-- begin RECORDED DATA --

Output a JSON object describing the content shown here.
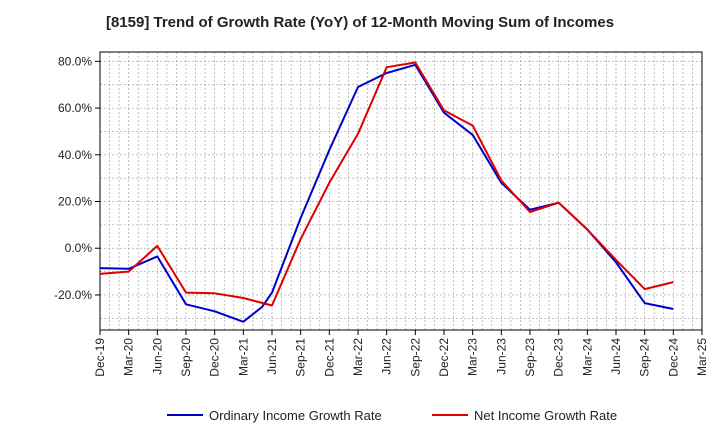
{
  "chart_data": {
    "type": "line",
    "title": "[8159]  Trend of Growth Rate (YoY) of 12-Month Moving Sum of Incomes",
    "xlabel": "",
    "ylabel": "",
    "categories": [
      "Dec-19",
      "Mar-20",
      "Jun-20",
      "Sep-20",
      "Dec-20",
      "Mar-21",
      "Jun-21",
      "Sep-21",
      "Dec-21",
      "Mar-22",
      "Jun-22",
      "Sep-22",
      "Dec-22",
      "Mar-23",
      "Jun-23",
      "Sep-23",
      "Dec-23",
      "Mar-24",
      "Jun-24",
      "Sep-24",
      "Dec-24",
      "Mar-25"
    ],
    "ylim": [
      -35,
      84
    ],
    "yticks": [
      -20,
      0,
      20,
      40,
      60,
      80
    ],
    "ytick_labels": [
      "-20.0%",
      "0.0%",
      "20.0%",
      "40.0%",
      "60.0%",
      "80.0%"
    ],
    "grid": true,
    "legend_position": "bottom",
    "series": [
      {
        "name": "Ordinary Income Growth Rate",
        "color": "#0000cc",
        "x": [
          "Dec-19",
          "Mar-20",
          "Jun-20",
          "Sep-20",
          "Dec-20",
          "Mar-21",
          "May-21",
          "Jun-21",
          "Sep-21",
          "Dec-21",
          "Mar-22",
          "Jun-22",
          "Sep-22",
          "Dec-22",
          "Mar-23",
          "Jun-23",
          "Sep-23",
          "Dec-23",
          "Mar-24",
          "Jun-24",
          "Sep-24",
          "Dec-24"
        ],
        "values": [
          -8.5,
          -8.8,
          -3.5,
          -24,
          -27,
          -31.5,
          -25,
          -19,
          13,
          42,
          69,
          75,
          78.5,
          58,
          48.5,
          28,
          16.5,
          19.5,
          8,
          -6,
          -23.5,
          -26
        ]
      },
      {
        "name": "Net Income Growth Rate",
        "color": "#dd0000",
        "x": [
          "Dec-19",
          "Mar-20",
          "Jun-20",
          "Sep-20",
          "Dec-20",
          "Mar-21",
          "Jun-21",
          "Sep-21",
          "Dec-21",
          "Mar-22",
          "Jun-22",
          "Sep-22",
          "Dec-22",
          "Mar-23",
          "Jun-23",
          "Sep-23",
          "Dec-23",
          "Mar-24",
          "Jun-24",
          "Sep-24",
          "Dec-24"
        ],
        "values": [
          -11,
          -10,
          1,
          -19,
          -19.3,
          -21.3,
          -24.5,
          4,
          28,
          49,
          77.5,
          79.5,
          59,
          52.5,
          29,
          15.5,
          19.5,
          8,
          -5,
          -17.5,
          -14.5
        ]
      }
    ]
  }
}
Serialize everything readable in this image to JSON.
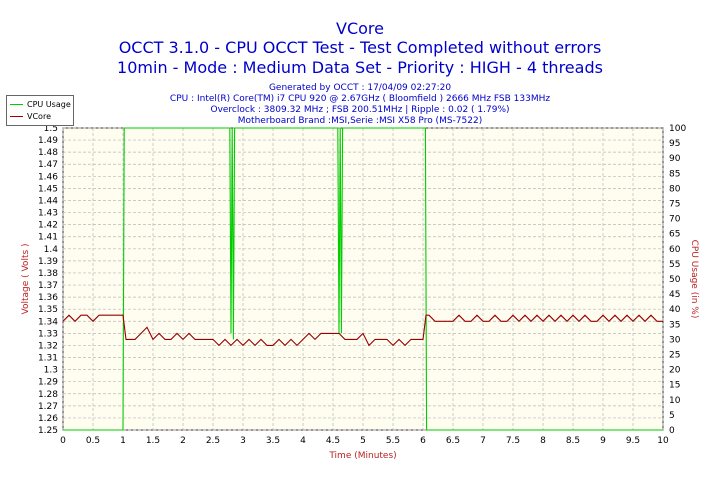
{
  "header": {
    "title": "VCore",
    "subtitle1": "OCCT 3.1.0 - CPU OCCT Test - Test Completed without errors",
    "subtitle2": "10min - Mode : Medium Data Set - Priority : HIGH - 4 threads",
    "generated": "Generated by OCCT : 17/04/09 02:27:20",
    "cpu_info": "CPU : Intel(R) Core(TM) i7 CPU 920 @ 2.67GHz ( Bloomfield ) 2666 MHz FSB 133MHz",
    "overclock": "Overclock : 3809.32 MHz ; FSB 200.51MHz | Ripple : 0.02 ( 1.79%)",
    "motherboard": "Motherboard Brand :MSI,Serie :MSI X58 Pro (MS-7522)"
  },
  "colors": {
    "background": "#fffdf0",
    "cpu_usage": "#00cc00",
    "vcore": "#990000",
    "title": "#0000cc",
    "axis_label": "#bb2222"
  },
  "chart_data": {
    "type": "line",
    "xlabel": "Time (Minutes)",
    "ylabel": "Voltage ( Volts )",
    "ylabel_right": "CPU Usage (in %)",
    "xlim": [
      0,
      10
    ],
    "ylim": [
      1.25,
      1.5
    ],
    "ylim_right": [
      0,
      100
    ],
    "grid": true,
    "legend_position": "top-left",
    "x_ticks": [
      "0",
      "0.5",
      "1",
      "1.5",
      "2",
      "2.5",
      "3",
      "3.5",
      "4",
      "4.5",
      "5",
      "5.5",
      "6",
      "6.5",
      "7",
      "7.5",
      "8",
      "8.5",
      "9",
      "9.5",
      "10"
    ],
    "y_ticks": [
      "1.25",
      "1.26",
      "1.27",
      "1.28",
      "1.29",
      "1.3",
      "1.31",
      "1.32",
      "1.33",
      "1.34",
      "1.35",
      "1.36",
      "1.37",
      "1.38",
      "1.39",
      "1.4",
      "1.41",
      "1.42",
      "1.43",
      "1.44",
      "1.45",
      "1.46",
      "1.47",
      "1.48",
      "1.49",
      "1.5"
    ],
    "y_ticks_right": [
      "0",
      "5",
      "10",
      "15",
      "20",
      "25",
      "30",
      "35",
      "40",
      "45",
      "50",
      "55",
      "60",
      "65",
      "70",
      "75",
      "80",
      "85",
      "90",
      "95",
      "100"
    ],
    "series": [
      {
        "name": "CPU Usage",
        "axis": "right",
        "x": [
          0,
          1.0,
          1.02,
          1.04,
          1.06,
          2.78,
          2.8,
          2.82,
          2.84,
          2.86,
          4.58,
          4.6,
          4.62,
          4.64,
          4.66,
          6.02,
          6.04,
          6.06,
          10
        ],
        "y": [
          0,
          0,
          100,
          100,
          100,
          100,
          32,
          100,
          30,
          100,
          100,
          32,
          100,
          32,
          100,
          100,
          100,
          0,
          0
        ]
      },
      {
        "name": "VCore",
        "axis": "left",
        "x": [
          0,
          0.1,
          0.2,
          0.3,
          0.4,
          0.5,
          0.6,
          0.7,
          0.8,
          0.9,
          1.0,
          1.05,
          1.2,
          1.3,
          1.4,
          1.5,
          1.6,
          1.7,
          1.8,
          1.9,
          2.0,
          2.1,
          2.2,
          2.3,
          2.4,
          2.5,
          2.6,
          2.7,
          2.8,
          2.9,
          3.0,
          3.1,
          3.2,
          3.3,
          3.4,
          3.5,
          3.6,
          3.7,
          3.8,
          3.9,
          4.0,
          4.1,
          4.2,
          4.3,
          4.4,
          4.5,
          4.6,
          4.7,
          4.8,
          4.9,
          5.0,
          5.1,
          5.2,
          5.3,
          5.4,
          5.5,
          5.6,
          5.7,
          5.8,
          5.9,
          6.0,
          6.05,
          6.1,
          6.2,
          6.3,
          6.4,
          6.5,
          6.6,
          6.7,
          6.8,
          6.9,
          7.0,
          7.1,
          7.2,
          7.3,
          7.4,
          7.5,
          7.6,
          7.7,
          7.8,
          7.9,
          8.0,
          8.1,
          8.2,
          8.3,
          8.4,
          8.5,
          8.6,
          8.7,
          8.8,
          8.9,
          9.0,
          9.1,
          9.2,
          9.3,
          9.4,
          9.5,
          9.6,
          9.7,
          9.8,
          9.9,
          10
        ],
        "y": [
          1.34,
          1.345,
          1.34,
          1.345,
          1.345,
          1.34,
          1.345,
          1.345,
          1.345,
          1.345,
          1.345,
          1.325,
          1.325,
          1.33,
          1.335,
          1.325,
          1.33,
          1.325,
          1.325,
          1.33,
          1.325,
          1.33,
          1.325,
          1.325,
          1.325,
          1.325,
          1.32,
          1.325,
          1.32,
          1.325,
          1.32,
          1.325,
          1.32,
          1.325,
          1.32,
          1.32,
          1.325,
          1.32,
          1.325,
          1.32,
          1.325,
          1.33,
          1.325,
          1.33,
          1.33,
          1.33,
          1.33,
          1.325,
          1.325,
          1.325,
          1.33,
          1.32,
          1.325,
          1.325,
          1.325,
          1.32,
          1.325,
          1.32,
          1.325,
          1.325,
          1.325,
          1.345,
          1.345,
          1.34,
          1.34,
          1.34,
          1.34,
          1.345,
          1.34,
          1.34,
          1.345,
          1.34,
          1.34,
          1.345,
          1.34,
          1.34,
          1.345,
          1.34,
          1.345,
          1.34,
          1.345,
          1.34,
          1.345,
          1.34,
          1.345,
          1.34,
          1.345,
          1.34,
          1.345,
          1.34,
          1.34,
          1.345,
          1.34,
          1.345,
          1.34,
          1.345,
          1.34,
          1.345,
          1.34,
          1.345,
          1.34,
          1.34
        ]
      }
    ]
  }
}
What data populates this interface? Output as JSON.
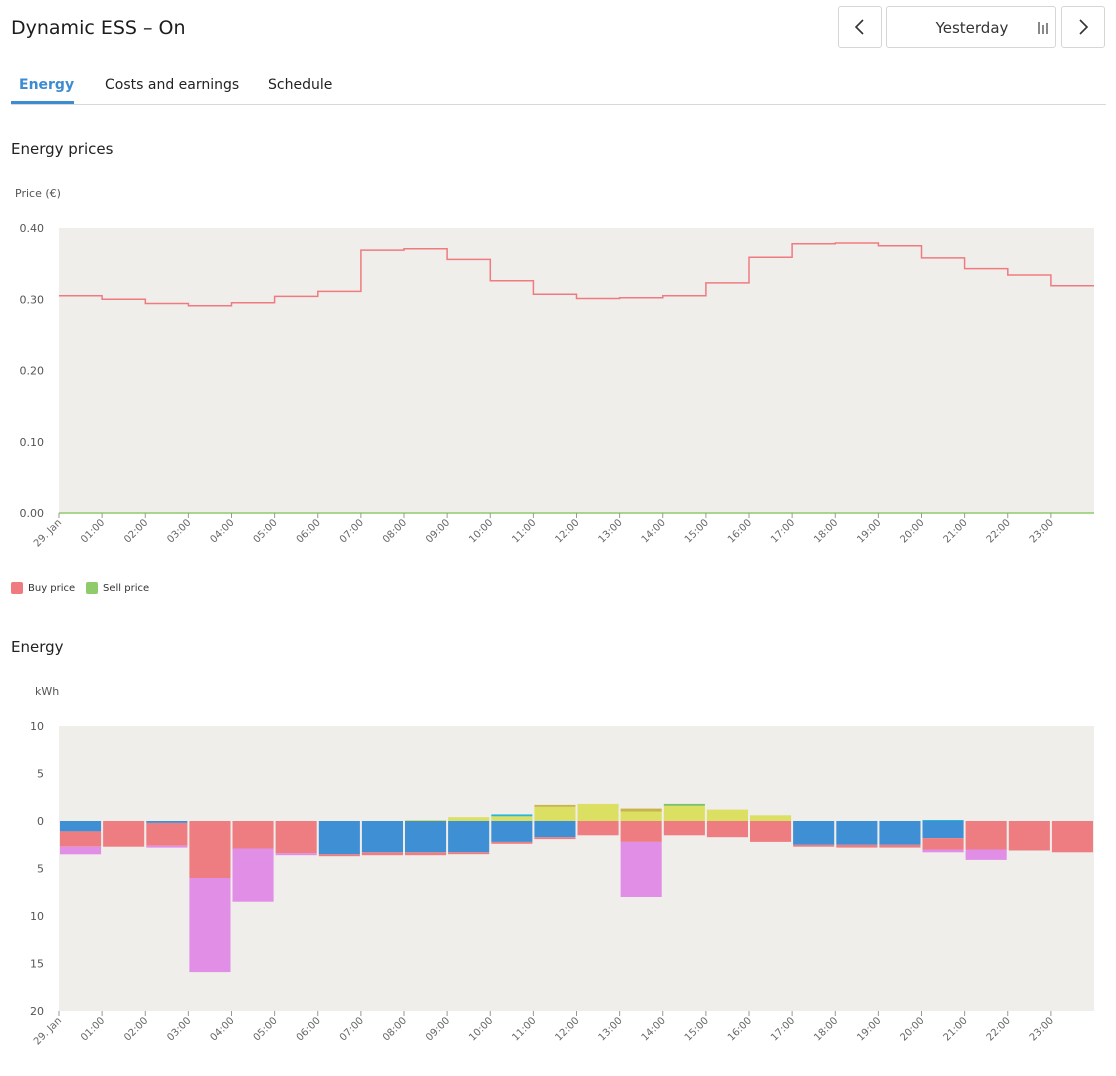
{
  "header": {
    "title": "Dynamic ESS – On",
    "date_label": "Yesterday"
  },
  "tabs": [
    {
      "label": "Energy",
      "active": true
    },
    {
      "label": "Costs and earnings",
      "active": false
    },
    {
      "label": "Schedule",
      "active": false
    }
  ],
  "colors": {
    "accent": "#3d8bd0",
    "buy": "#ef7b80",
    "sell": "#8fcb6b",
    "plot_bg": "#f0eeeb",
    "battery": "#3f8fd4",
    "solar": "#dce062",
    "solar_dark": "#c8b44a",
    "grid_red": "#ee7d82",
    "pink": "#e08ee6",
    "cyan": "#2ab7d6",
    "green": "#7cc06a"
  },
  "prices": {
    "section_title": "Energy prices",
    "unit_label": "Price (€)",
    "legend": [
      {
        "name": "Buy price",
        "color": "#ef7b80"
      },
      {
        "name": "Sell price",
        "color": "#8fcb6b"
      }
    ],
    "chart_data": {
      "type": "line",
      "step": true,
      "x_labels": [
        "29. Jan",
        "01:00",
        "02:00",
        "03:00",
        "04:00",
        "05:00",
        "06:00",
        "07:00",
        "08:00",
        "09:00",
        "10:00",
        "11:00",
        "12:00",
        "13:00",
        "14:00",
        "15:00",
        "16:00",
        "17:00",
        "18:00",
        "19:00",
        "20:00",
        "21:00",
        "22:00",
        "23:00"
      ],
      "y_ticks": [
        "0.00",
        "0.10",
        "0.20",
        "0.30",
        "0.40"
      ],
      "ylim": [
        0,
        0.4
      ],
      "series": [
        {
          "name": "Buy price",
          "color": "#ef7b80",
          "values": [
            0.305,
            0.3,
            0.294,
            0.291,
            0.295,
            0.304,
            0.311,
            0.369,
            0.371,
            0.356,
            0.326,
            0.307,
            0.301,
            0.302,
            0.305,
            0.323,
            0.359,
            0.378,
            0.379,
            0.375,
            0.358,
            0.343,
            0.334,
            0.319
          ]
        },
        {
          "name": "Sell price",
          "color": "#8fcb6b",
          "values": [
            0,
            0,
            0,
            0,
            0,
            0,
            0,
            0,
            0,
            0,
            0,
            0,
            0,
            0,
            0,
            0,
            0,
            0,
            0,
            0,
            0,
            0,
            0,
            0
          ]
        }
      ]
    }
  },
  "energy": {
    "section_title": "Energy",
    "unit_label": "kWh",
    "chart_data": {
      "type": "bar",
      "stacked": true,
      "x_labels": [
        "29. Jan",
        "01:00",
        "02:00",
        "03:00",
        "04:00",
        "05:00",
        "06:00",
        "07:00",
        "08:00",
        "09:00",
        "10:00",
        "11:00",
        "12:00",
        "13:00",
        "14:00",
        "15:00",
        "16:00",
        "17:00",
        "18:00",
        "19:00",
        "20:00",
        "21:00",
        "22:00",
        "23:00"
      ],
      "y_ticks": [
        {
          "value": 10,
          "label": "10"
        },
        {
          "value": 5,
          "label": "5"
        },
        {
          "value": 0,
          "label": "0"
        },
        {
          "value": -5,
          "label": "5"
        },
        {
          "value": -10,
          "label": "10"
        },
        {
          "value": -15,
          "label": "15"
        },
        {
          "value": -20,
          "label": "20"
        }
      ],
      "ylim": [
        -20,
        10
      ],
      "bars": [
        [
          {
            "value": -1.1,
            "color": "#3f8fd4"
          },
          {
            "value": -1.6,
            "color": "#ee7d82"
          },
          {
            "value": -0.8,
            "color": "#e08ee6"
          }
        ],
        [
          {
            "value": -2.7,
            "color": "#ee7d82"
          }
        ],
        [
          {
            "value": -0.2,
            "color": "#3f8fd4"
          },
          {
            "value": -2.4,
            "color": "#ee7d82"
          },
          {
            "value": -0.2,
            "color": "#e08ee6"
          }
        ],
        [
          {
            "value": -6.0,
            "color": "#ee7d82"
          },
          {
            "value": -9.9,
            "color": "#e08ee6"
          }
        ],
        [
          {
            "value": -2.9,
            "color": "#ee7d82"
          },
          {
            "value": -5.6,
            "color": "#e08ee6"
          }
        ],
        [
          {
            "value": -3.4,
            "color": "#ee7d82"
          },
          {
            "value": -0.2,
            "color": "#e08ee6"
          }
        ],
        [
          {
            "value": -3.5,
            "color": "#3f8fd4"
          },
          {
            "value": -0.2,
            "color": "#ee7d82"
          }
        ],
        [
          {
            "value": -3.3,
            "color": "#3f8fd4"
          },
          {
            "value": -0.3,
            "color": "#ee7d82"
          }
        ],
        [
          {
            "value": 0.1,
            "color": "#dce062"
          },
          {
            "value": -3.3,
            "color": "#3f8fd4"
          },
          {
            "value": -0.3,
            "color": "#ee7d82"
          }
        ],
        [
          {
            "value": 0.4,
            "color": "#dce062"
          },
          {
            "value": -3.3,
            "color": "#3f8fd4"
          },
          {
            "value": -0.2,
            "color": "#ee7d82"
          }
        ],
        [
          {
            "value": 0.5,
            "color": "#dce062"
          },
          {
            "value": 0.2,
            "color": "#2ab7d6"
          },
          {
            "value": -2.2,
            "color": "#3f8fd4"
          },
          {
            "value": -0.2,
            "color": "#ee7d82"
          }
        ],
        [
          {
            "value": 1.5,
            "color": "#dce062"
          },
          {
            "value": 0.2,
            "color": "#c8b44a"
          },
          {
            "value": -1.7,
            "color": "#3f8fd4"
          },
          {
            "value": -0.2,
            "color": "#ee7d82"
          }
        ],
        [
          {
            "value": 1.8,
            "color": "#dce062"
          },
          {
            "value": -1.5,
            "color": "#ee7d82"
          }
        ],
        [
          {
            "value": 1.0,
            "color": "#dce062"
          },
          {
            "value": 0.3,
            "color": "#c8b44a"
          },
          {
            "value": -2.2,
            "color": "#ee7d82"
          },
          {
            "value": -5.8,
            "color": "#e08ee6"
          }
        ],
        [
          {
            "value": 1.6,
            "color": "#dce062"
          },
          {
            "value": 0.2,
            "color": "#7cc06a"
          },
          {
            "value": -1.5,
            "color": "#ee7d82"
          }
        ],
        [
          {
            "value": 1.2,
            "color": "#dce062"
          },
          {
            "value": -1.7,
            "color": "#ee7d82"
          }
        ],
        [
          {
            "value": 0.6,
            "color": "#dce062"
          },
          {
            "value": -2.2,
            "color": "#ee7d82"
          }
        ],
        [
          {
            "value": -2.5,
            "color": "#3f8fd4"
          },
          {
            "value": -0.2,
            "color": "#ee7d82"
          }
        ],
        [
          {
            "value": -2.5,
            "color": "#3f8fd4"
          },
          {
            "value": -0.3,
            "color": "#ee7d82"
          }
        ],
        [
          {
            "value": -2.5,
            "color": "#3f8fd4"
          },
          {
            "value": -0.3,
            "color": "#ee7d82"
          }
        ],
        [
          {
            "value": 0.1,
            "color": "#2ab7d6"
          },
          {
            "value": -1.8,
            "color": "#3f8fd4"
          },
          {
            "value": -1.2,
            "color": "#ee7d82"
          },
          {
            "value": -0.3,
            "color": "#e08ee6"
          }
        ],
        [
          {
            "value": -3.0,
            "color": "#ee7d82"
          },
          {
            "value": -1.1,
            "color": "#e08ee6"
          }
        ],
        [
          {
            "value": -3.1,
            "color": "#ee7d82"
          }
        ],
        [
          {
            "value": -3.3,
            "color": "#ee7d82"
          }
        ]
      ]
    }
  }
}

-- end RECORDED DATA --

## WORK TO COMPLETE
Check each line above for the string "Output", then copy the ones that have it.

## FULL ANSWER
Output a JSON object describing the content shown here.
What data populates this interface? Output as JSON.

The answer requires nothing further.